Directions:
Nothing may be dropped or altered: reproduce all the data.

** Begin Supplied material **

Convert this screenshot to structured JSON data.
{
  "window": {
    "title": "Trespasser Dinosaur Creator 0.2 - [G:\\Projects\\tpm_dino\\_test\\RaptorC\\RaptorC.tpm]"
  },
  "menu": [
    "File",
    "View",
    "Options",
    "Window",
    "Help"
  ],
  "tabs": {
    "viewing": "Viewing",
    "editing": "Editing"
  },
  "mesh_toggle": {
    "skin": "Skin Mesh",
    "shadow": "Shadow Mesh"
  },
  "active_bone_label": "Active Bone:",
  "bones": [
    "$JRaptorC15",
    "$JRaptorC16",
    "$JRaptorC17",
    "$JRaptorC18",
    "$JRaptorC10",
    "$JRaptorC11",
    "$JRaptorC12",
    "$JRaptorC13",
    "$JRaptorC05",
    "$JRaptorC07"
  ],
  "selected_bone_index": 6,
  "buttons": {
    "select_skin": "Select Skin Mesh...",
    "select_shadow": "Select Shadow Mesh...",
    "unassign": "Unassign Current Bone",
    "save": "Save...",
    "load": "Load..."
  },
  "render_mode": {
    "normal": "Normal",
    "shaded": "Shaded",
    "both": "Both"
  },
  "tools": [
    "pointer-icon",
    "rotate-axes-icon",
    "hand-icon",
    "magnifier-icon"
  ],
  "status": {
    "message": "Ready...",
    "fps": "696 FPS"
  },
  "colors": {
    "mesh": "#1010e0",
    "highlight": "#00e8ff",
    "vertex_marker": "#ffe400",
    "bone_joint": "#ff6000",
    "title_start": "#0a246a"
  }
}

** End Supplied material **

Task solution:
Convert this screenshot to structured JSON data.
{
  "window": {
    "title": "Trespasser Dinosaur Creator 0.2 - [G:\\Projects\\tpm_dino\\_test\\RaptorC\\RaptorC.tpm]"
  },
  "menu": [
    "File",
    "View",
    "Options",
    "Window",
    "Help"
  ],
  "tabs": {
    "viewing": "Viewing",
    "editing": "Editing"
  },
  "mesh_toggle": {
    "skin": "Skin Mesh",
    "shadow": "Shadow Mesh"
  },
  "active_bone_label": "Active Bone:",
  "bones": [
    "$JRaptorC15",
    "$JRaptorC16",
    "$JRaptorC17",
    "$JRaptorC18",
    "$JRaptorC10",
    "$JRaptorC11",
    "$JRaptorC12",
    "$JRaptorC13",
    "$JRaptorC05",
    "$JRaptorC07"
  ],
  "selected_bone_index": 6,
  "buttons": {
    "select_skin": "Select Skin Mesh...",
    "select_shadow": "Select Shadow Mesh...",
    "unassign": "Unassign Current Bone",
    "save": "Save...",
    "load": "Load..."
  },
  "render_mode": {
    "normal": "Normal",
    "shaded": "Shaded",
    "both": "Both"
  },
  "tools": [
    "pointer-icon",
    "rotate-axes-icon",
    "hand-icon",
    "magnifier-icon"
  ],
  "status": {
    "message": "Ready...",
    "fps": "696 FPS"
  },
  "colors": {
    "mesh": "#1010e0",
    "highlight": "#00e8ff",
    "vertex_marker": "#ffe400",
    "bone_joint": "#ff6000",
    "title_start": "#0a246a"
  }
}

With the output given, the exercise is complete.